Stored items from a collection
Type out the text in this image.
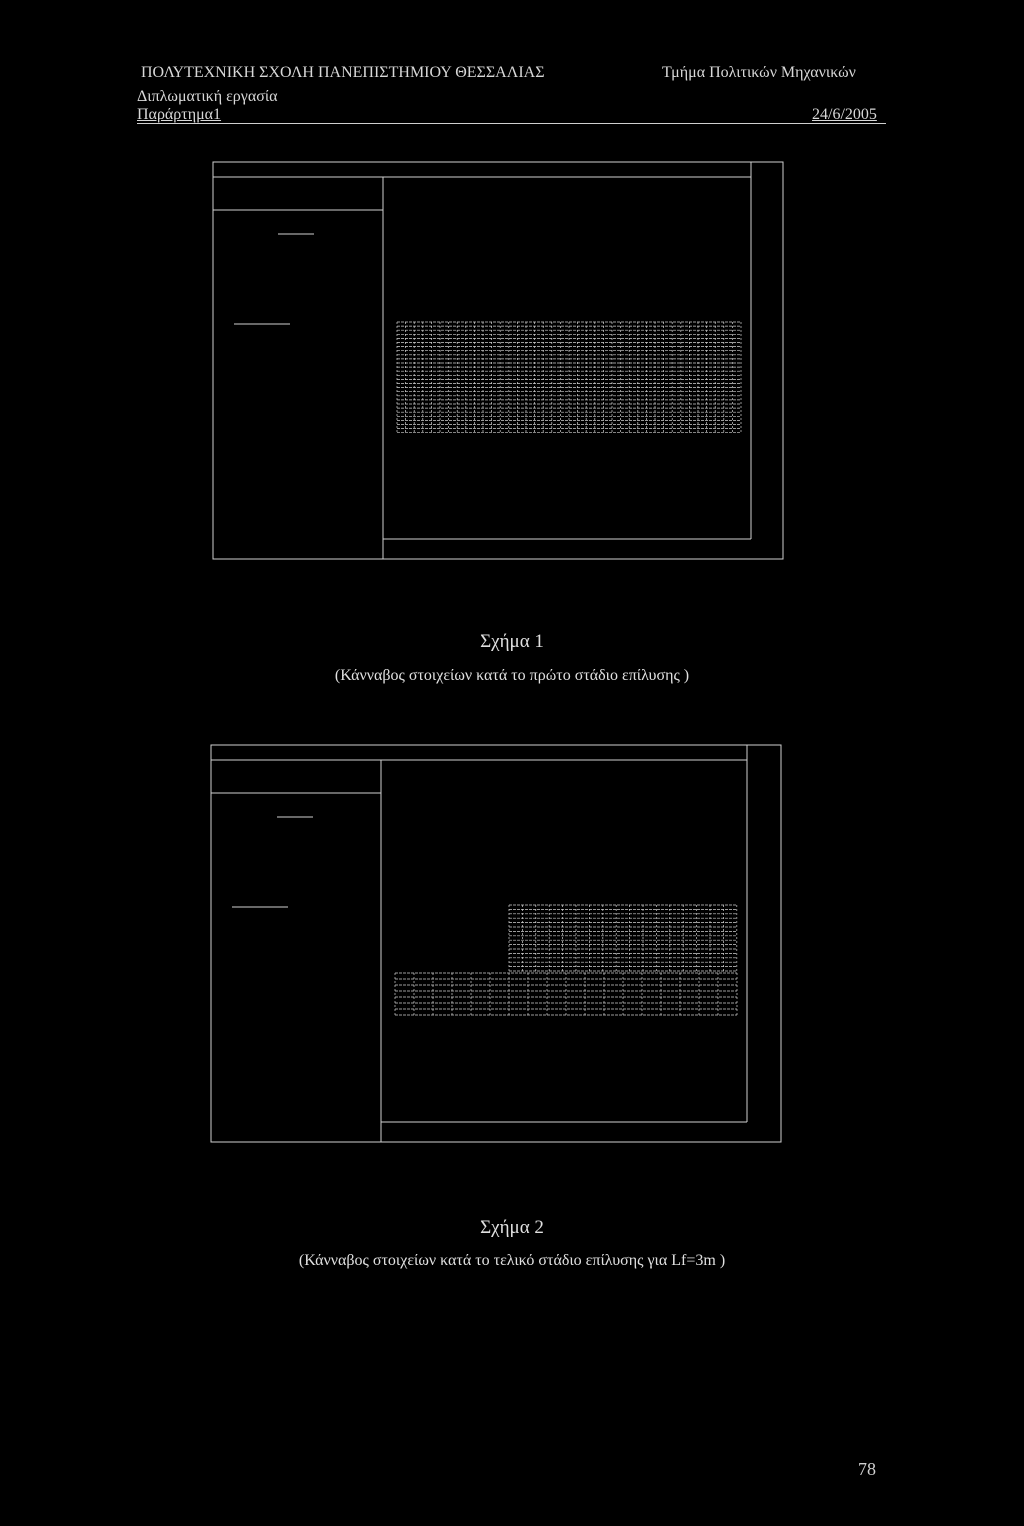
ΠΟΛΥΤΕΧΝΙΚΗ ΣΧΟΛΗ ΠΑΝΕΠΙΣΤΗΜΙΟΥ ΘΕΣΣΑΛΙΑΣ	Τμήμα Πολιτικών Μηχανικών
Διπλωματική εργασία
Παράρτημα1	24/6/2005
Σχήμα 1
(Κάνναβος στοιχείων κατά το πρώτο στάδιο επίλυσης )
Σχήμα 2
(Κάνναβος στοιχείων κατά το τελικό στάδιο επίλυσης για Lf=3m )
78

> **EXERCISE INSTRUCTIONS**
Nothing in the entries above should change when they are printed again, except that the pictures are dropped.

> **WRITTEN REPLY**
Type out the text in this image.
ΠΟΛΥΤΕΧΝΙΚΗ ΣΧΟΛΗ ΠΑΝΕΠΙΣΤΗΜΙΟΥ ΘΕΣΣΑΛΙΑΣ	Τμήμα Πολιτικών Μηχανικών
Διπλωματική εργασία
Παράρτημα1	24/6/2005
Σχήμα 1
(Κάνναβος στοιχείων κατά το πρώτο στάδιο επίλυσης )
Σχήμα 2
(Κάνναβος στοιχείων κατά το τελικό στάδιο επίλυσης για Lf=3m )
78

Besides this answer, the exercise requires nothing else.